§ **AIM OF THE EXERCISE**: Nothing in the data should change when you return it, but leave the pictures out.

** begin **

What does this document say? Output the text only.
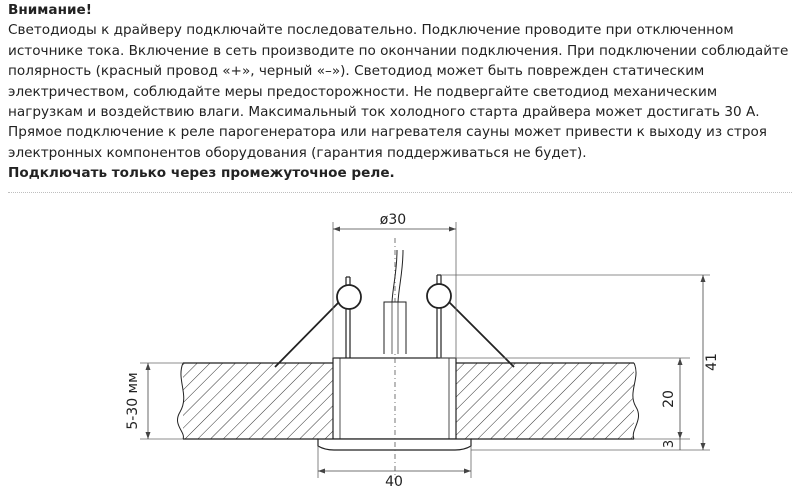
Внимание!
Светодиоды к драйверу подключайте последовательно. Подключение проводите при отключенном источнике тока. Включение в сеть производите по окончании подключения. При подключении соблюдайте полярность (красный провод «+», черный «–»). Светодиод может быть поврежден статическим электричеством, соблюдайте меры предосторожности. Не подвергайте светодиод механическим нагрузкам и воздействию влаги. Максимальный ток холодного старта драйвера может достигать 30 А. Прямое подключение к реле парогенератора или нагревателя сауны может привести к выходу из строя электронных компонентов оборудования (гарантия поддерживаться не будет).
Подключать только через промежуточное реле.
ø30
40
5-30 мм	20
3
41
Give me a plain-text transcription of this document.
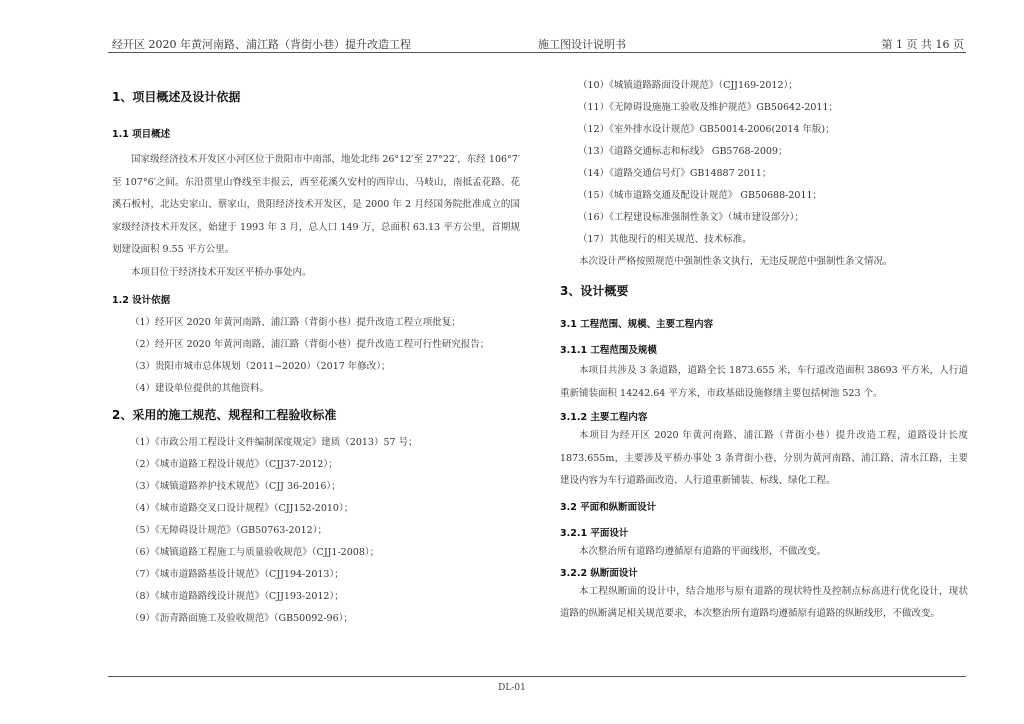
经开区 2020 年黄河南路、浦江路（背街小巷）提升改造工程	施工图设计说明书	第 1 页 共 16 页
1、项目概述及设计依据
1.1 项目概述

国家级经济技术开发区小河区位于贵阳市中南部，地处北纬 26°12′至 27°22′，东经 106°7′至 107°6′之间。东沿贯里山脊线至丰报云，西至花溪久安村的西岸山、马岐山，南抵孟花路、花溪石板村，北达史家山、蔡家山，贵阳经济技术开发区，是 2000 年 2 月经国务院批准成立的国家级经济技术开发区，始建于 1993 年 3 月，总人口 149 万，总面积 63.13 平方公里，首期规划建设面积 9.55 平方公里。

本项目位于经济技术开发区平桥办事处内。

1.2 设计依据

（1）经开区 2020 年黄河南路、浦江路（背街小巷）提升改造工程立项批复；

（2）经开区 2020 年黄河南路、浦江路（背街小巷）提升改造工程可行性研究报告；

（3）贵阳市城市总体规划（2011~2020）（2017 年修改）；

（4）建设单位提供的其他资料。

2、采用的施工规范、规程和工程验收标准

（1）《市政公用工程设计文件编制深度规定》建质（2013）57 号；

（2）《城市道路工程设计规范》（CJJ37-2012）；

（3）《城镇道路养护技术规范》（CJJ 36-2016）；

（4）《城市道路交叉口设计规程》（CJJ152-2010）；

（5）《无障碍设计规范》（GB50763-2012）；

（6）《城镇道路工程施工与质量验收规范》（CJJ1-2008）；

（7）《城市道路路基设计规范》（CJJ194-2013）；

（8）《城市道路路线设计规范》（CJJ193-2012）；

（9）《沥青路面施工及验收规范》（GB50092-96）；

（10）《城镇道路路面设计规范》（CJJ169-2012）；

（11）《无障碍设施施工验收及维护规范》GB50642-2011；

（12）《室外排水设计规范》GB50014-2006(2014 年版)；

（13）《道路交通标志和标线》 GB5768-2009；

（14）《道路交通信号灯》GB14887 2011；

（15）《城市道路交通及配设计规范》 GB50688-2011；

（16）《工程建设标准强制性条文》（城市建设部分）；

（17）其他现行的相关规范、技术标准。

本次设计严格按照规范中强制性条文执行，无违反规范中强制性条文情况。

3、设计概要
3.1 工程范围、规模、主要工程内容
3.1.1 工程范围及规模

本项目共涉及 3 条道路，道路全长 1873.655 米，车行道改造面积 38693 平方米，人行道重新铺装面积 14242.64 平方米，市政基础设施修缮主要包括树池 523 个。

3.1.2 主要工程内容

本项目为经开区 2020 年黄河南路、浦江路（背街小巷）提升改造工程，道路设计长度 1873.655m，主要涉及平桥办事处 3 条背街小巷，分别为黄河南路、浦江路、清水江路，主要建设内容为车行道路面改造、人行道重新铺装、标线、绿化工程。

3.2 平面和纵断面设计
3.2.1 平面设计

本次整治所有道路均遵循原有道路的平面线形，不做改变。

3.2.2 纵断面设计

本工程纵断面的设计中，结合地形与原有道路的现状特性及控制点标高进行优化设计，现状道路的纵断满足相关规范要求，本次整治所有道路均遵循原有道路的纵断线形，不做改变。

DL-01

** end **

§ **EXERCISE RESULT**:
What does this document say? Output the text only.
Внимание!
Светодиоды к драйверу подключайте последовательно. Подключение проводите при отключенном источнике тока. Включение в сеть производите по окончании подключения. При подключении соблюдайте полярность (красный провод «+», черный «–»). Светодиод может быть поврежден статическим электричеством, соблюдайте меры предосторожности. Не подвергайте светодиод механическим нагрузкам и воздействию влаги. Максимальный ток холодного старта драйвера может достигать 30 А. Прямое подключение к реле парогенератора или нагревателя сауны может привести к выходу из строя электронных компонентов оборудования (гарантия поддерживаться не будет).
Подключать только через промежуточное реле.
ø30
40
5-30 мм	20
3
41
Give me a plain-text transcription of this document.
经开区 2020 年黄河南路、浦江路（背街小巷）提升改造工程	施工图设计说明书	第 1 页 共 16 页
1、项目概述及设计依据
1.1 项目概述

国家级经济技术开发区小河区位于贵阳市中南部，地处北纬 26°12′至 27°22′，东经 106°7′至 107°6′之间。东沿贯里山脊线至丰报云，西至花溪久安村的西岸山、马岐山，南抵孟花路、花溪石板村，北达史家山、蔡家山，贵阳经济技术开发区，是 2000 年 2 月经国务院批准成立的国家级经济技术开发区，始建于 1993 年 3 月，总人口 149 万，总面积 63.13 平方公里，首期规划建设面积 9.55 平方公里。

本项目位于经济技术开发区平桥办事处内。

1.2 设计依据

（1）经开区 2020 年黄河南路、浦江路（背街小巷）提升改造工程立项批复；

（2）经开区 2020 年黄河南路、浦江路（背街小巷）提升改造工程可行性研究报告；

（3）贵阳市城市总体规划（2011~2020）（2017 年修改）；

（4）建设单位提供的其他资料。

2、采用的施工规范、规程和工程验收标准

（1）《市政公用工程设计文件编制深度规定》建质（2013）57 号；

（2）《城市道路工程设计规范》（CJJ37-2012）；

（3）《城镇道路养护技术规范》（CJJ 36-2016）；

（4）《城市道路交叉口设计规程》（CJJ152-2010）；

（5）《无障碍设计规范》（GB50763-2012）；

（6）《城镇道路工程施工与质量验收规范》（CJJ1-2008）；

（7）《城市道路路基设计规范》（CJJ194-2013）；

（8）《城市道路路线设计规范》（CJJ193-2012）；

（9）《沥青路面施工及验收规范》（GB50092-96）；

（10）《城镇道路路面设计规范》（CJJ169-2012）；

（11）《无障碍设施施工验收及维护规范》GB50642-2011；

（12）《室外排水设计规范》GB50014-2006(2014 年版)；

（13）《道路交通标志和标线》 GB5768-2009；

（14）《道路交通信号灯》GB14887 2011；

（15）《城市道路交通及配设计规范》 GB50688-2011；

（16）《工程建设标准强制性条文》（城市建设部分）；

（17）其他现行的相关规范、技术标准。

本次设计严格按照规范中强制性条文执行，无违反规范中强制性条文情况。

3、设计概要
3.1 工程范围、规模、主要工程内容
3.1.1 工程范围及规模

本项目共涉及 3 条道路，道路全长 1873.655 米，车行道改造面积 38693 平方米，人行道重新铺装面积 14242.64 平方米，市政基础设施修缮主要包括树池 523 个。

3.1.2 主要工程内容

本项目为经开区 2020 年黄河南路、浦江路（背街小巷）提升改造工程，道路设计长度 1873.655m，主要涉及平桥办事处 3 条背街小巷，分别为黄河南路、浦江路、清水江路，主要建设内容为车行道路面改造、人行道重新铺装、标线、绿化工程。

3.2 平面和纵断面设计
3.2.1 平面设计

本次整治所有道路均遵循原有道路的平面线形，不做改变。

3.2.2 纵断面设计

本工程纵断面的设计中，结合地形与原有道路的现状特性及控制点标高进行优化设计，现状道路的纵断满足相关规范要求，本次整治所有道路均遵循原有道路的纵断线形，不做改变。

DL-01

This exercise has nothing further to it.